> Task goal
Count the lines in the data below where the string "Ever" occurs, please, and give the number alone.

(Dataset records)
··········

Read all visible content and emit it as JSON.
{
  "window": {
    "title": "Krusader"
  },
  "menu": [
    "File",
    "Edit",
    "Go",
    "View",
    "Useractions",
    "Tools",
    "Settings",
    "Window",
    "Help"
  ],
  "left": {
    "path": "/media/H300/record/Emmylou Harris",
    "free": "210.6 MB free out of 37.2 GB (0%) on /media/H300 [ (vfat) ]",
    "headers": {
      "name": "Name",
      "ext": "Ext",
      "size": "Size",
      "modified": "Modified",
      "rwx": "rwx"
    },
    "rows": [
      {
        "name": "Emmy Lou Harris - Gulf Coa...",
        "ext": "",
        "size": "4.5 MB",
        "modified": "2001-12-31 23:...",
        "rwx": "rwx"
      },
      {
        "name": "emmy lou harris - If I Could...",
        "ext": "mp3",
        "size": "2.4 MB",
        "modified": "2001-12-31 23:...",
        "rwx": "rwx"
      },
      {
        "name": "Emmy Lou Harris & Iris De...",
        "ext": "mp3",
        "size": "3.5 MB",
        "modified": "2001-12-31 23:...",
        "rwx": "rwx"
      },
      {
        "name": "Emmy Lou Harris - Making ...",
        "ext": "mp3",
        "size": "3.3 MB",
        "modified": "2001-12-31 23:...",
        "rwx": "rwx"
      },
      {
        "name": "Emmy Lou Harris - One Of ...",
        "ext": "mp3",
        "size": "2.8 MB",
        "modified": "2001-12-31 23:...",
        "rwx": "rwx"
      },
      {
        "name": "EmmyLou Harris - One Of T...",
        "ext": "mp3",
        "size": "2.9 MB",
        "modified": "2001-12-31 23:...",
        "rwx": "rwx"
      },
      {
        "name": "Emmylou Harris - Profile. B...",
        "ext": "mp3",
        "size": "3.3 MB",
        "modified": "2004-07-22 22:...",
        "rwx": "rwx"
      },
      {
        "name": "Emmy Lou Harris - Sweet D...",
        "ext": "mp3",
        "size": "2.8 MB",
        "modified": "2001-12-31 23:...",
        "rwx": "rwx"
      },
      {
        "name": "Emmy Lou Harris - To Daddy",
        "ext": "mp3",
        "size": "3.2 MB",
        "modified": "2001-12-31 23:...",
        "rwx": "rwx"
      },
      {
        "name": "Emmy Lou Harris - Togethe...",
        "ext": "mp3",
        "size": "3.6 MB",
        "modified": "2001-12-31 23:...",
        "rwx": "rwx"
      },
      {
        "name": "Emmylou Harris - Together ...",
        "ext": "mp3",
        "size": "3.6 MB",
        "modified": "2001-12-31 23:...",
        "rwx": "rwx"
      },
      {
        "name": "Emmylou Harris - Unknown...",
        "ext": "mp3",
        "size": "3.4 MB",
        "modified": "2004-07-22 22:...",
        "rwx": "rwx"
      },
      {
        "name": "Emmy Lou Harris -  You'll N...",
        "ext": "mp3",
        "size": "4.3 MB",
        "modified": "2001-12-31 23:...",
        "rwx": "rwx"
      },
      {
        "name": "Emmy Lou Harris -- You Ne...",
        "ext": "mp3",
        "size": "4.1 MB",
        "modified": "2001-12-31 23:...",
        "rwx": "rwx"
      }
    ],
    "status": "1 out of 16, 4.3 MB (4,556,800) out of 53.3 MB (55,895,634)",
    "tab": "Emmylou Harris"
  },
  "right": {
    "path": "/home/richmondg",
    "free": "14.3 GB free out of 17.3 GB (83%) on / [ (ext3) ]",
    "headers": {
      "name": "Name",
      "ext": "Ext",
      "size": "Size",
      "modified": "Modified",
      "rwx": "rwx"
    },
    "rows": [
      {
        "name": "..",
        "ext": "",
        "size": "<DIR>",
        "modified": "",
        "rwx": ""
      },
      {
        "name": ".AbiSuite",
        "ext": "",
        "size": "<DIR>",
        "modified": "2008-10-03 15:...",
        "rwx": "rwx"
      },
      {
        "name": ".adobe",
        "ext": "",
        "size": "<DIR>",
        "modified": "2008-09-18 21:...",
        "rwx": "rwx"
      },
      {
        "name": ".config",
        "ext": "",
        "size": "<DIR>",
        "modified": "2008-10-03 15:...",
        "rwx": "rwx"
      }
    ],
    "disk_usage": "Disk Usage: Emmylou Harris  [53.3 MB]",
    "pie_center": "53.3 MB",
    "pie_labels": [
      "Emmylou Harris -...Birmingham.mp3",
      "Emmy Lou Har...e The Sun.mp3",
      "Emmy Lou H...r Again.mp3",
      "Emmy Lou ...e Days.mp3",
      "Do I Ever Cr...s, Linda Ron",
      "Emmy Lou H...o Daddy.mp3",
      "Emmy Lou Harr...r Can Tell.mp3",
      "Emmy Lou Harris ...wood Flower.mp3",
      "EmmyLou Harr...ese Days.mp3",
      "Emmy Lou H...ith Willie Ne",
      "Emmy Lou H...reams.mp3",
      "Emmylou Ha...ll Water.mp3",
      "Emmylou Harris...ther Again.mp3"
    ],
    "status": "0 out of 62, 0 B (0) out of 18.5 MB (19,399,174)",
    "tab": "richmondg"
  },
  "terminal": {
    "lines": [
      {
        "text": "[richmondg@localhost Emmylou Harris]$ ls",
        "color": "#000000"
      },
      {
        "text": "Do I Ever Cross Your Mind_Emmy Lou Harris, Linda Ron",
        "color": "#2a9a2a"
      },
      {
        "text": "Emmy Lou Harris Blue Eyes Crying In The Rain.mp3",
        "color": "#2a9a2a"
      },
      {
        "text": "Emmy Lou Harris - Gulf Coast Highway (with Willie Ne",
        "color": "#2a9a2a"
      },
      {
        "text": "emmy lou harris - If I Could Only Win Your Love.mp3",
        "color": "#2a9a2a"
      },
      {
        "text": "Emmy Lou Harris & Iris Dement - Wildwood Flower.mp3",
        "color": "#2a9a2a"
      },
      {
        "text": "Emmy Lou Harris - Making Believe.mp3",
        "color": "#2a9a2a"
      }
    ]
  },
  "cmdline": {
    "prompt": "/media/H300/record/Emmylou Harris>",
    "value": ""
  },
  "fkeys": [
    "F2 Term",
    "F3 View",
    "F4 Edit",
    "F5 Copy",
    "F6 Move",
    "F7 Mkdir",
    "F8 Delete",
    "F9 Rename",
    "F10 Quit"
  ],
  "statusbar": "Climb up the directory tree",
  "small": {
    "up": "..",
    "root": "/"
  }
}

··········

> Correct response
2